◆ EXTRACTED MATERIAL:
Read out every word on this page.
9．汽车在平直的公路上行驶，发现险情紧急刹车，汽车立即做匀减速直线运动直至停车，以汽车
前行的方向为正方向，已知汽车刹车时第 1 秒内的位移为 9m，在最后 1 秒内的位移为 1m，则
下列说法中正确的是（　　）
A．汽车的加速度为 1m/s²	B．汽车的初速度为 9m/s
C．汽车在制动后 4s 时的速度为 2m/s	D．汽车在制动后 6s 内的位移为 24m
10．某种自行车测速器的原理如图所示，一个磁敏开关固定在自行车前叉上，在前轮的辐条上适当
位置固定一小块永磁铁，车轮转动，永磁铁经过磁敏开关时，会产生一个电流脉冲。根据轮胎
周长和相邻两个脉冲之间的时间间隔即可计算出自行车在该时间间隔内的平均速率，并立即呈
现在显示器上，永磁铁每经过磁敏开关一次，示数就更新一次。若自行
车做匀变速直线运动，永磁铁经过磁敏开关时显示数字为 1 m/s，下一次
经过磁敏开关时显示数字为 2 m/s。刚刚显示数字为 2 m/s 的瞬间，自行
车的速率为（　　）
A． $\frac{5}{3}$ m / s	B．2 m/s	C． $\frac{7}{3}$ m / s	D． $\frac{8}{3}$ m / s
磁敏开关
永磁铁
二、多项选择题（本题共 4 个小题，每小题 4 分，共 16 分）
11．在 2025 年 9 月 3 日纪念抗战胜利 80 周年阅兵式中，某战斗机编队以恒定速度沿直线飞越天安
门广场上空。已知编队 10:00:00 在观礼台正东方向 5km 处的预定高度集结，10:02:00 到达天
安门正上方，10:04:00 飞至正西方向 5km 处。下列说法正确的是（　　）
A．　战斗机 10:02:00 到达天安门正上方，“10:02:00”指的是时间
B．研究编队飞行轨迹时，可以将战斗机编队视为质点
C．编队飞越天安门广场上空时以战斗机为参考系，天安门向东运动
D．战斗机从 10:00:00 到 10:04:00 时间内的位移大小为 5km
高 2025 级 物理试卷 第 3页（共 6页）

◆ DIRECTION:
Every entry must be quoted exactly as it appears above.

◆ SOLVED EXERCISE:
Read out every word on this page.
9．汽车在平直的公路上行驶，发现险情紧急刹车，汽车立即做匀减速直线运动直至停车，以汽车
前行的方向为正方向，已知汽车刹车时第 1 秒内的位移为 9m，在最后 1 秒内的位移为 1m，则
下列说法中正确的是（　　）
A．汽车的加速度为 1m/s²	B．汽车的初速度为 9m/s
C．汽车在制动后 4s 时的速度为 2m/s	D．汽车在制动后 6s 内的位移为 24m
10．某种自行车测速器的原理如图所示，一个磁敏开关固定在自行车前叉上，在前轮的辐条上适当
位置固定一小块永磁铁，车轮转动，永磁铁经过磁敏开关时，会产生一个电流脉冲。根据轮胎
周长和相邻两个脉冲之间的时间间隔即可计算出自行车在该时间间隔内的平均速率，并立即呈
现在显示器上，永磁铁每经过磁敏开关一次，示数就更新一次。若自行
车做匀变速直线运动，永磁铁经过磁敏开关时显示数字为 1 m/s，下一次
经过磁敏开关时显示数字为 2 m/s。刚刚显示数字为 2 m/s 的瞬间，自行
车的速率为（　　）
A． $\frac{5}{3}$ m / s	B．2 m/s	C． $\frac{7}{3}$ m / s	D． $\frac{8}{3}$ m / s
磁敏开关
永磁铁
二、多项选择题（本题共 4 个小题，每小题 4 分，共 16 分）
11．在 2025 年 9 月 3 日纪念抗战胜利 80 周年阅兵式中，某战斗机编队以恒定速度沿直线飞越天安
门广场上空。已知编队 10:00:00 在观礼台正东方向 5km 处的预定高度集结，10:02:00 到达天
安门正上方，10:04:00 飞至正西方向 5km 处。下列说法正确的是（　　）
A．　战斗机 10:02:00 到达天安门正上方，“10:02:00”指的是时间
B．研究编队飞行轨迹时，可以将战斗机编队视为质点
C．编队飞越天安门广场上空时以战斗机为参考系，天安门向东运动
D．战斗机从 10:00:00 到 10:04:00 时间内的位移大小为 5km
高 2025 级 物理试卷 第 3页（共 6页）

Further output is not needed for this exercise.